◆ **AIM OF THE EXERCISE**
Please quote every line word for word.
* START *
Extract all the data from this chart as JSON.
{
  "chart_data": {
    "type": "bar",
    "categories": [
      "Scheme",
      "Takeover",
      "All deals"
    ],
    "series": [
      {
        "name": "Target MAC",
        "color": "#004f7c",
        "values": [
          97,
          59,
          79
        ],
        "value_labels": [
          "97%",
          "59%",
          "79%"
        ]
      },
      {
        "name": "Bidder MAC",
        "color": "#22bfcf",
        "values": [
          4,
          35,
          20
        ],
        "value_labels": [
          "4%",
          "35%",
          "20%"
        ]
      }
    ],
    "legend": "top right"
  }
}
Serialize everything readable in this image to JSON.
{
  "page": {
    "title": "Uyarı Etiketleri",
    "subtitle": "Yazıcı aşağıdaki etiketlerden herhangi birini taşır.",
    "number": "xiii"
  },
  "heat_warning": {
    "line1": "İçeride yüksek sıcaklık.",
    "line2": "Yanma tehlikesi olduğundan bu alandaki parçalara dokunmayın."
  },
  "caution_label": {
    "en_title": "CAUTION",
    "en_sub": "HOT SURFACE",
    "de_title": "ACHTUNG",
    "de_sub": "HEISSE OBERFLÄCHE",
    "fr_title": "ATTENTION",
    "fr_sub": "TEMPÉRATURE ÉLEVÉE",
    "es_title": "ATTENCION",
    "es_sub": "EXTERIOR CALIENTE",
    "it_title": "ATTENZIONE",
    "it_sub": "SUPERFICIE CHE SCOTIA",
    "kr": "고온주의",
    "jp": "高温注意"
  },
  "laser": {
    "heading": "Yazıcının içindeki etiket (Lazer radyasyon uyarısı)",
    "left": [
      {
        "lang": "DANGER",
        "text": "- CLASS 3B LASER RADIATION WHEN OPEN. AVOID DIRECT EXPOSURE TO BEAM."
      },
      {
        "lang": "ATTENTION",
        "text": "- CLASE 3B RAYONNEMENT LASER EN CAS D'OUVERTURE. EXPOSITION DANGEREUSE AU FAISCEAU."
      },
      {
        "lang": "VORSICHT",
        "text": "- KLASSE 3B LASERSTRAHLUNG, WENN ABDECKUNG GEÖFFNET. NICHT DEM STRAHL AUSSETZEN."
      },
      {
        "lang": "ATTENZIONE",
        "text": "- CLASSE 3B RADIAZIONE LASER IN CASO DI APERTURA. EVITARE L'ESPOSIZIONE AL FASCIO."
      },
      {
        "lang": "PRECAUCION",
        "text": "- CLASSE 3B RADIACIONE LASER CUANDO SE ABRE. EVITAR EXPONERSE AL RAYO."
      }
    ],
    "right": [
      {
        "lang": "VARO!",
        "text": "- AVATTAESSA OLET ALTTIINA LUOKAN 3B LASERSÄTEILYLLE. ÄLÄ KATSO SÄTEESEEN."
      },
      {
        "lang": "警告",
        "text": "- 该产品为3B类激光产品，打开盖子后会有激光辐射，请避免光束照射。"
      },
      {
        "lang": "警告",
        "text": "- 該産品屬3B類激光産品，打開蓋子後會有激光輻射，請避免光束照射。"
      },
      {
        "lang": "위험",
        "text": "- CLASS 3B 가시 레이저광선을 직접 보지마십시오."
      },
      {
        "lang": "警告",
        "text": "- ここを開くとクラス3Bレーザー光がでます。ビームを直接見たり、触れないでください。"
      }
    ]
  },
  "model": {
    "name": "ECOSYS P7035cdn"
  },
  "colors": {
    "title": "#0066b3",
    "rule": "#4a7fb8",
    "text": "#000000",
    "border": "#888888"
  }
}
* END *
◆ **SOLUTION FOR THIS TASK**
Extract all the data from this chart as JSON.
{
  "chart_data": {
    "type": "bar",
    "categories": [
      "Scheme",
      "Takeover",
      "All deals"
    ],
    "series": [
      {
        "name": "Target MAC",
        "color": "#004f7c",
        "values": [
          97,
          59,
          79
        ],
        "value_labels": [
          "97%",
          "59%",
          "79%"
        ]
      },
      {
        "name": "Bidder MAC",
        "color": "#22bfcf",
        "values": [
          4,
          35,
          20
        ],
        "value_labels": [
          "4%",
          "35%",
          "20%"
        ]
      }
    ],
    "legend": "top right"
  }
}
Serialize everything readable in this image to JSON.
{
  "page": {
    "title": "Uyarı Etiketleri",
    "subtitle": "Yazıcı aşağıdaki etiketlerden herhangi birini taşır.",
    "number": "xiii"
  },
  "heat_warning": {
    "line1": "İçeride yüksek sıcaklık.",
    "line2": "Yanma tehlikesi olduğundan bu alandaki parçalara dokunmayın."
  },
  "caution_label": {
    "en_title": "CAUTION",
    "en_sub": "HOT SURFACE",
    "de_title": "ACHTUNG",
    "de_sub": "HEISSE OBERFLÄCHE",
    "fr_title": "ATTENTION",
    "fr_sub": "TEMPÉRATURE ÉLEVÉE",
    "es_title": "ATTENCION",
    "es_sub": "EXTERIOR CALIENTE",
    "it_title": "ATTENZIONE",
    "it_sub": "SUPERFICIE CHE SCOTIA",
    "kr": "고온주의",
    "jp": "高温注意"
  },
  "laser": {
    "heading": "Yazıcının içindeki etiket (Lazer radyasyon uyarısı)",
    "left": [
      {
        "lang": "DANGER",
        "text": "- CLASS 3B LASER RADIATION WHEN OPEN. AVOID DIRECT EXPOSURE TO BEAM."
      },
      {
        "lang": "ATTENTION",
        "text": "- CLASE 3B RAYONNEMENT LASER EN CAS D'OUVERTURE. EXPOSITION DANGEREUSE AU FAISCEAU."
      },
      {
        "lang": "VORSICHT",
        "text": "- KLASSE 3B LASERSTRAHLUNG, WENN ABDECKUNG GEÖFFNET. NICHT DEM STRAHL AUSSETZEN."
      },
      {
        "lang": "ATTENZIONE",
        "text": "- CLASSE 3B RADIAZIONE LASER IN CASO DI APERTURA. EVITARE L'ESPOSIZIONE AL FASCIO."
      },
      {
        "lang": "PRECAUCION",
        "text": "- CLASSE 3B RADIACIONE LASER CUANDO SE ABRE. EVITAR EXPONERSE AL RAYO."
      }
    ],
    "right": [
      {
        "lang": "VARO!",
        "text": "- AVATTAESSA OLET ALTTIINA LUOKAN 3B LASERSÄTEILYLLE. ÄLÄ KATSO SÄTEESEEN."
      },
      {
        "lang": "警告",
        "text": "- 该产品为3B类激光产品，打开盖子后会有激光辐射，请避免光束照射。"
      },
      {
        "lang": "警告",
        "text": "- 該産品屬3B類激光産品，打開蓋子後會有激光輻射，請避免光束照射。"
      },
      {
        "lang": "위험",
        "text": "- CLASS 3B 가시 레이저광선을 직접 보지마십시오."
      },
      {
        "lang": "警告",
        "text": "- ここを開くとクラス3Bレーザー光がでます。ビームを直接見たり、触れないでください。"
      }
    ]
  },
  "model": {
    "name": "ECOSYS P7035cdn"
  },
  "colors": {
    "title": "#0066b3",
    "rule": "#4a7fb8",
    "text": "#000000",
    "border": "#888888"
  }
}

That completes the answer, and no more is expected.